▶ TASK MATERIAL:
##############################

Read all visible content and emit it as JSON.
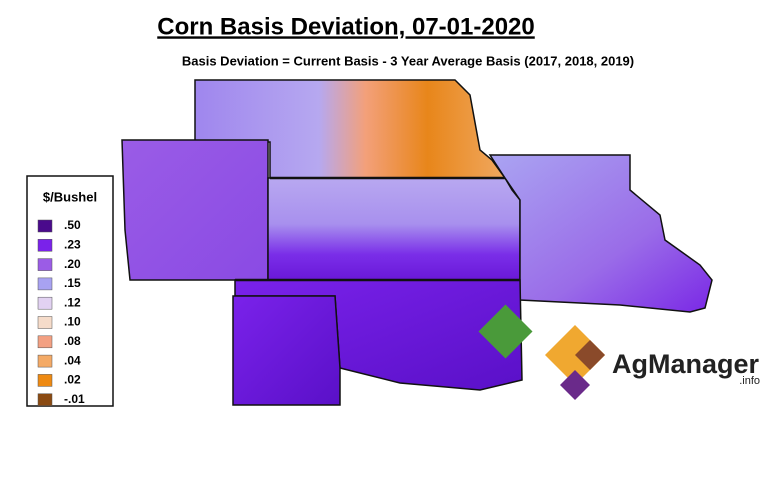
{
  "header": {
    "title": "Corn Basis Deviation, 07-01-2020",
    "subtitle": "Basis Deviation = Current Basis - 3 Year Average Basis (2017, 2018, 2019)"
  },
  "legend": {
    "title": "$/Bushel",
    "items": [
      {
        "label": ".50",
        "color": "#4a0a8c"
      },
      {
        "label": ".23",
        "color": "#7a22ea"
      },
      {
        "label": ".20",
        "color": "#9b5ce6"
      },
      {
        "label": ".15",
        "color": "#a8a2f2"
      },
      {
        "label": ".12",
        "color": "#e2d2f2"
      },
      {
        "label": ".10",
        "color": "#f6dcca"
      },
      {
        "label": ".08",
        "color": "#f3a082"
      },
      {
        "label": ".04",
        "color": "#f4aa66"
      },
      {
        "label": ".02",
        "color": "#ee8a12"
      },
      {
        "label": "-.01",
        "color": "#8a4a12"
      }
    ]
  },
  "logo": {
    "name": "AgManager",
    "suffix": ".info"
  }
}
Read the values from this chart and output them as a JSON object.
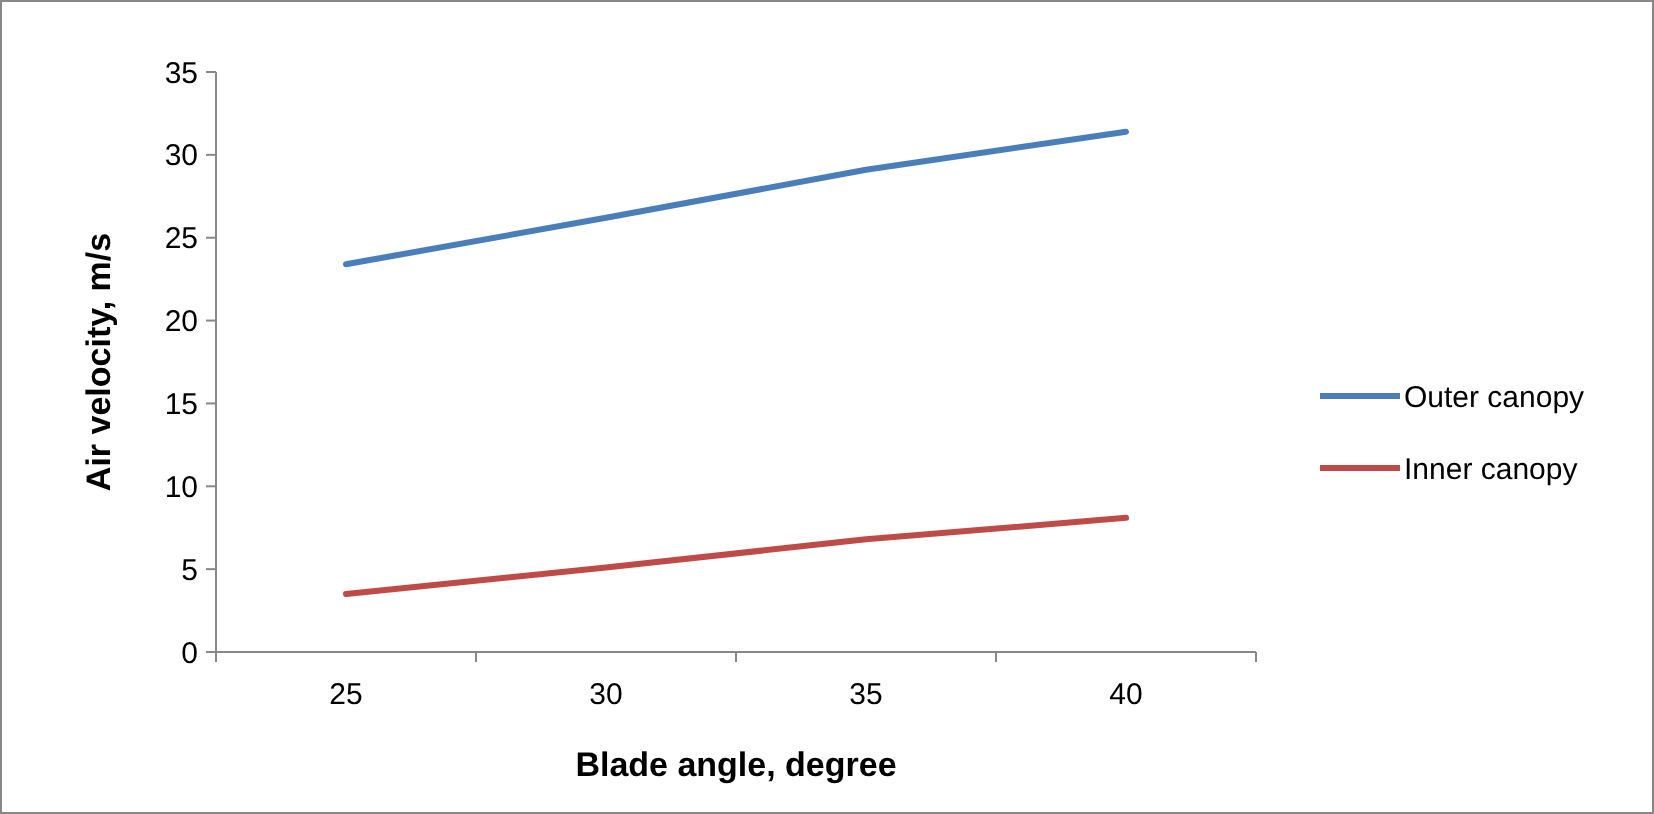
{
  "chart_data": {
    "type": "line",
    "xlabel": "Blade angle, degree",
    "ylabel": "Air velocity, m/s",
    "categories": [
      "25",
      "30",
      "35",
      "40"
    ],
    "series": [
      {
        "name": "Outer canopy",
        "color": "#4a7ebb",
        "values": [
          23.4,
          26.2,
          29.1,
          31.4
        ]
      },
      {
        "name": "Inner canopy",
        "color": "#be4b48",
        "values": [
          3.5,
          5.1,
          6.8,
          8.1
        ]
      }
    ],
    "ylim": [
      0,
      35
    ],
    "yticks": [
      0,
      5,
      10,
      15,
      20,
      25,
      30,
      35
    ],
    "grid": false,
    "legend": "right",
    "marker": "none",
    "line_style": "solid"
  }
}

##############################

▶ EXERCISE AIM:
Write out each entry exactly as given, omitting any picture.

▶ SOLUTION:
Read all visible content and emit it as JSON.
{
  "header": {
    "title": "Corn Basis Deviation, 07-01-2020",
    "subtitle": "Basis Deviation = Current Basis - 3 Year Average Basis (2017, 2018, 2019)"
  },
  "legend": {
    "title": "$/Bushel",
    "items": [
      {
        "label": ".50",
        "color": "#4a0a8c"
      },
      {
        "label": ".23",
        "color": "#7a22ea"
      },
      {
        "label": ".20",
        "color": "#9b5ce6"
      },
      {
        "label": ".15",
        "color": "#a8a2f2"
      },
      {
        "label": ".12",
        "color": "#e2d2f2"
      },
      {
        "label": ".10",
        "color": "#f6dcca"
      },
      {
        "label": ".08",
        "color": "#f3a082"
      },
      {
        "label": ".04",
        "color": "#f4aa66"
      },
      {
        "label": ".02",
        "color": "#ee8a12"
      },
      {
        "label": "-.01",
        "color": "#8a4a12"
      }
    ]
  },
  "logo": {
    "name": "AgManager",
    "suffix": ".info"
  }
}
Read the values from this chart and output them as a JSON object.
{
  "chart_data": {
    "type": "line",
    "xlabel": "Blade angle, degree",
    "ylabel": "Air velocity, m/s",
    "categories": [
      "25",
      "30",
      "35",
      "40"
    ],
    "series": [
      {
        "name": "Outer canopy",
        "color": "#4a7ebb",
        "values": [
          23.4,
          26.2,
          29.1,
          31.4
        ]
      },
      {
        "name": "Inner canopy",
        "color": "#be4b48",
        "values": [
          3.5,
          5.1,
          6.8,
          8.1
        ]
      }
    ],
    "ylim": [
      0,
      35
    ],
    "yticks": [
      0,
      5,
      10,
      15,
      20,
      25,
      30,
      35
    ],
    "grid": false,
    "legend": "right",
    "marker": "none",
    "line_style": "solid"
  }
}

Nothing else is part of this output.